--- START OF Supplied data ---
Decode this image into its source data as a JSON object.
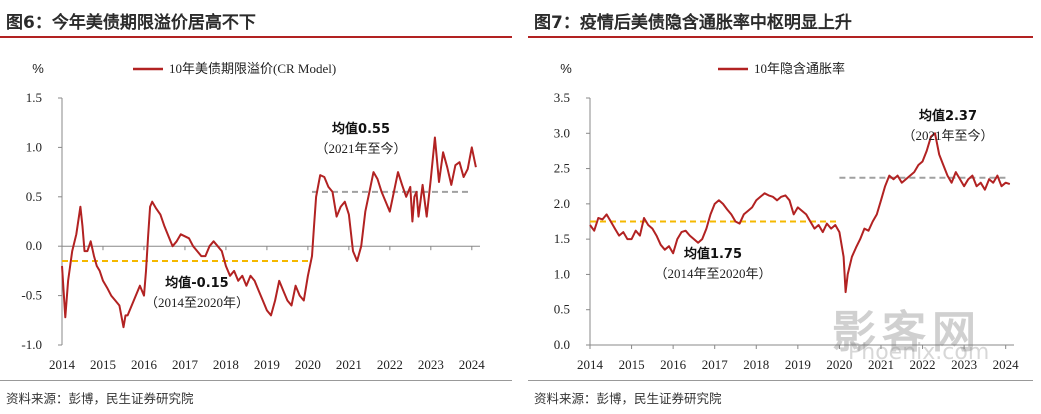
{
  "colors": {
    "series": "#b22222",
    "mean_past": "#f5b800",
    "mean_recent": "#a0a0a0",
    "rule": "#b22222"
  },
  "watermark": {
    "main": "影客网",
    "sub": "Phoenix.com"
  },
  "chart_data": [
    {
      "panel_title": "图6：今年美债期限溢价居高不下",
      "type": "line",
      "unit_label": "%",
      "legend": "10年美债期限溢价(CR Model)",
      "xlim": [
        2014,
        2024.2
      ],
      "ylim": [
        -1.0,
        1.5
      ],
      "xticks": [
        2014,
        2015,
        2016,
        2017,
        2018,
        2019,
        2020,
        2021,
        2022,
        2023,
        2024
      ],
      "yticks": [
        -1.0,
        -0.5,
        0.0,
        0.5,
        1.0,
        1.5
      ],
      "ytick_labels": [
        "-1.0",
        "-0.5",
        "0.0",
        "0.5",
        "1.0",
        "1.5"
      ],
      "series": [
        {
          "name": "10年美债期限溢价(CR Model)",
          "x": [
            2014.0,
            2014.08,
            2014.15,
            2014.25,
            2014.35,
            2014.45,
            2014.5,
            2014.55,
            2014.62,
            2014.7,
            2014.78,
            2014.85,
            2014.92,
            2015.0,
            2015.1,
            2015.2,
            2015.3,
            2015.4,
            2015.5,
            2015.55,
            2015.6,
            2015.7,
            2015.8,
            2015.9,
            2016.0,
            2016.05,
            2016.1,
            2016.15,
            2016.2,
            2016.3,
            2016.4,
            2016.5,
            2016.6,
            2016.7,
            2016.8,
            2016.9,
            2017.0,
            2017.1,
            2017.2,
            2017.3,
            2017.4,
            2017.5,
            2017.6,
            2017.7,
            2017.8,
            2017.9,
            2018.0,
            2018.1,
            2018.2,
            2018.3,
            2018.4,
            2018.5,
            2018.6,
            2018.7,
            2018.8,
            2018.9,
            2019.0,
            2019.1,
            2019.2,
            2019.3,
            2019.4,
            2019.5,
            2019.6,
            2019.7,
            2019.8,
            2019.9,
            2020.0,
            2020.1,
            2020.15,
            2020.2,
            2020.3,
            2020.4,
            2020.5,
            2020.6,
            2020.7,
            2020.8,
            2020.9,
            2021.0,
            2021.1,
            2021.2,
            2021.3,
            2021.4,
            2021.5,
            2021.6,
            2021.7,
            2021.8,
            2021.9,
            2022.0,
            2022.1,
            2022.2,
            2022.3,
            2022.4,
            2022.5,
            2022.55,
            2022.6,
            2022.65,
            2022.7,
            2022.8,
            2022.9,
            2023.0,
            2023.1,
            2023.2,
            2023.3,
            2023.4,
            2023.5,
            2023.6,
            2023.7,
            2023.8,
            2023.9,
            2024.0,
            2024.1
          ],
          "values": [
            -0.2,
            -0.72,
            -0.35,
            -0.05,
            0.12,
            0.4,
            0.2,
            -0.05,
            -0.05,
            0.05,
            -0.1,
            -0.2,
            -0.25,
            -0.35,
            -0.42,
            -0.5,
            -0.55,
            -0.6,
            -0.82,
            -0.7,
            -0.7,
            -0.6,
            -0.5,
            -0.4,
            -0.5,
            -0.25,
            0.1,
            0.4,
            0.45,
            0.38,
            0.32,
            0.2,
            0.1,
            0.0,
            0.05,
            0.12,
            0.1,
            0.08,
            0.0,
            -0.05,
            -0.1,
            -0.1,
            0.0,
            0.05,
            0.0,
            -0.05,
            -0.2,
            -0.3,
            -0.25,
            -0.35,
            -0.3,
            -0.4,
            -0.3,
            -0.35,
            -0.45,
            -0.55,
            -0.65,
            -0.7,
            -0.55,
            -0.35,
            -0.45,
            -0.55,
            -0.6,
            -0.4,
            -0.5,
            -0.55,
            -0.3,
            -0.1,
            0.2,
            0.5,
            0.72,
            0.7,
            0.6,
            0.55,
            0.3,
            0.4,
            0.45,
            0.32,
            -0.05,
            -0.15,
            0.0,
            0.35,
            0.55,
            0.75,
            0.68,
            0.55,
            0.45,
            0.35,
            0.55,
            0.75,
            0.62,
            0.5,
            0.6,
            0.25,
            0.5,
            0.55,
            0.3,
            0.62,
            0.3,
            0.68,
            1.1,
            0.65,
            0.95,
            0.8,
            0.62,
            0.82,
            0.85,
            0.7,
            0.78,
            1.0,
            0.8
          ]
        }
      ],
      "mean_lines": [
        {
          "x_start": 2014,
          "x_end": 2020.1,
          "value": -0.15,
          "style": "past",
          "label": "均值-0.15",
          "sub_label": "（2014至2020年）"
        },
        {
          "x_start": 2020.1,
          "x_end": 2024.0,
          "value": 0.55,
          "style": "recent",
          "label": "均值0.55",
          "sub_label": "（2021年至今）"
        }
      ]
    },
    {
      "panel_title": "图7：疫情后美债隐含通胀率中枢明显上升",
      "type": "line",
      "unit_label": "%",
      "legend": "10年隐含通胀率",
      "xlim": [
        2014,
        2024.2
      ],
      "ylim": [
        0.0,
        3.5
      ],
      "xticks": [
        2014,
        2015,
        2016,
        2017,
        2018,
        2019,
        2020,
        2021,
        2022,
        2023,
        2024
      ],
      "yticks": [
        0.0,
        0.5,
        1.0,
        1.5,
        2.0,
        2.5,
        3.0,
        3.5
      ],
      "ytick_labels": [
        "0.0",
        "0.5",
        "1.0",
        "1.5",
        "2.0",
        "2.5",
        "3.0",
        "3.5"
      ],
      "series": [
        {
          "name": "10年隐含通胀率",
          "x": [
            2014.0,
            2014.1,
            2014.2,
            2014.3,
            2014.4,
            2014.5,
            2014.6,
            2014.7,
            2014.8,
            2014.9,
            2015.0,
            2015.1,
            2015.2,
            2015.3,
            2015.4,
            2015.5,
            2015.6,
            2015.7,
            2015.8,
            2015.9,
            2016.0,
            2016.1,
            2016.2,
            2016.3,
            2016.4,
            2016.5,
            2016.6,
            2016.7,
            2016.8,
            2016.9,
            2017.0,
            2017.1,
            2017.2,
            2017.3,
            2017.4,
            2017.5,
            2017.6,
            2017.7,
            2017.8,
            2017.9,
            2018.0,
            2018.1,
            2018.2,
            2018.3,
            2018.4,
            2018.5,
            2018.6,
            2018.7,
            2018.8,
            2018.9,
            2019.0,
            2019.1,
            2019.2,
            2019.3,
            2019.4,
            2019.5,
            2019.6,
            2019.7,
            2019.8,
            2019.9,
            2020.0,
            2020.1,
            2020.15,
            2020.2,
            2020.3,
            2020.4,
            2020.5,
            2020.6,
            2020.7,
            2020.8,
            2020.9,
            2021.0,
            2021.1,
            2021.2,
            2021.3,
            2021.4,
            2021.5,
            2021.6,
            2021.7,
            2021.8,
            2021.9,
            2022.0,
            2022.1,
            2022.2,
            2022.3,
            2022.4,
            2022.5,
            2022.6,
            2022.7,
            2022.8,
            2022.9,
            2023.0,
            2023.1,
            2023.2,
            2023.3,
            2023.4,
            2023.5,
            2023.6,
            2023.7,
            2023.8,
            2023.9,
            2024.0,
            2024.1
          ],
          "values": [
            1.7,
            1.62,
            1.8,
            1.78,
            1.85,
            1.75,
            1.65,
            1.55,
            1.6,
            1.5,
            1.5,
            1.62,
            1.55,
            1.8,
            1.7,
            1.65,
            1.55,
            1.42,
            1.35,
            1.4,
            1.3,
            1.5,
            1.6,
            1.62,
            1.55,
            1.5,
            1.45,
            1.5,
            1.65,
            1.85,
            2.0,
            2.05,
            2.0,
            1.92,
            1.85,
            1.75,
            1.72,
            1.85,
            1.9,
            1.95,
            2.05,
            2.1,
            2.15,
            2.12,
            2.1,
            2.05,
            2.1,
            2.12,
            2.05,
            1.85,
            1.95,
            1.9,
            1.85,
            1.75,
            1.65,
            1.7,
            1.6,
            1.72,
            1.65,
            1.7,
            1.6,
            1.25,
            0.75,
            1.0,
            1.25,
            1.38,
            1.5,
            1.65,
            1.62,
            1.75,
            1.85,
            2.05,
            2.25,
            2.4,
            2.35,
            2.4,
            2.3,
            2.35,
            2.4,
            2.45,
            2.55,
            2.6,
            2.75,
            2.95,
            3.0,
            2.7,
            2.55,
            2.4,
            2.3,
            2.45,
            2.35,
            2.25,
            2.35,
            2.4,
            2.25,
            2.3,
            2.2,
            2.35,
            2.3,
            2.4,
            2.25,
            2.3,
            2.28
          ]
        }
      ],
      "mean_lines": [
        {
          "x_start": 2014,
          "x_end": 2020.0,
          "value": 1.75,
          "style": "past",
          "label": "均值1.75",
          "sub_label": "（2014年至2020年）"
        },
        {
          "x_start": 2020.0,
          "x_end": 2024.0,
          "value": 2.37,
          "style": "recent",
          "label": "均值2.37",
          "sub_label": "（2021年至今）"
        }
      ]
    }
  ],
  "panels": [
    {
      "title": "图6：今年美债期限溢价居高不下",
      "source": "资料来源：彭博，民生证券研究院"
    },
    {
      "title": "图7：疫情后美债隐含通胀率中枢明显上升",
      "source": "资料来源：彭博，民生证券研究院"
    }
  ]
}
--- END OF Supplied data ---
* _To do_: Pick out each line containing "Model" and report it.

* _Reply to the exercise_:
      "legend": "10年美债期限溢价(CR Model)",
          "name": "10年美债期限溢价(CR Model)",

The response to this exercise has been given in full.